DIRECTIONS FOR THIS TASK — Write out the material again word for word, dropping any images it holds.

----- STORED RECORDS -----

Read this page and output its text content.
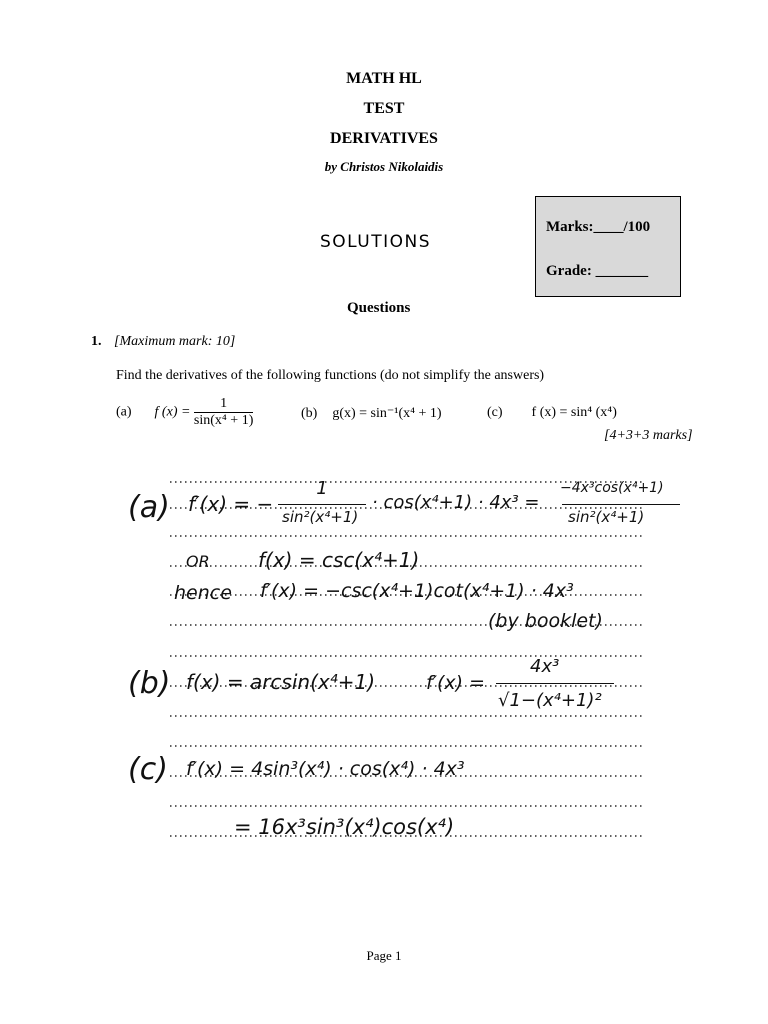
MATH HL
TEST
DERIVATIVES
by Christos Nikolaidis
SOLUTIONS
Marks:____/100
Grade: _______
Questions
1. [Maximum mark: 10]
Find the derivatives of the following functions (do not simplify the answers)
(a) f $(x) = \frac{1}{\text{sin(x⁴ + 1)}}$	(b) g(x) = sin⁻¹(x⁴ + 1)	(c) f (x) = sin⁴ (x⁴)
[4+3+3 marks]
(a) f′(x) = −
1
sin²(x⁴+1)
· cos(x⁴+1) · 4x³ =
−4x³cos(x⁴+1)
sin²(x⁴+1)
OR f(x) = csc(x⁴+1)
hence f′(x) = −csc(x⁴+1)cot(x⁴+1) · 4x³
(by booklet)
(b) f(x) = arcsin(x⁴+1)	f′(x) =
4x³
√1−(x⁴+1)²
(c) f′(x) = 4sin³(x⁴) · cos(x⁴) · 4x³
= 16x³sin³(x⁴)cos(x⁴)
Page 1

-----

FULL SOLUTION —
Read this page and output its text content.
MATH HL
TEST
DERIVATIVES
by Christos Nikolaidis
SOLUTIONS
Marks:____/100
Grade: _______
Questions
1. [Maximum mark: 10]
Find the derivatives of the following functions (do not simplify the answers)
(a) f $(x) = \frac{1}{\text{sin(x⁴ + 1)}}$	(b) g(x) = sin⁻¹(x⁴ + 1)	(c) f (x) = sin⁴ (x⁴)
[4+3+3 marks]
(a) f′(x) = −
1
sin²(x⁴+1)
· cos(x⁴+1) · 4x³ =
−4x³cos(x⁴+1)
sin²(x⁴+1)
OR f(x) = csc(x⁴+1)
hence f′(x) = −csc(x⁴+1)cot(x⁴+1) · 4x³
(by booklet)
(b) f(x) = arcsin(x⁴+1)	f′(x) =
4x³
√1−(x⁴+1)²
(c) f′(x) = 4sin³(x⁴) · cos(x⁴) · 4x³
= 16x³sin³(x⁴)cos(x⁴)
Page 1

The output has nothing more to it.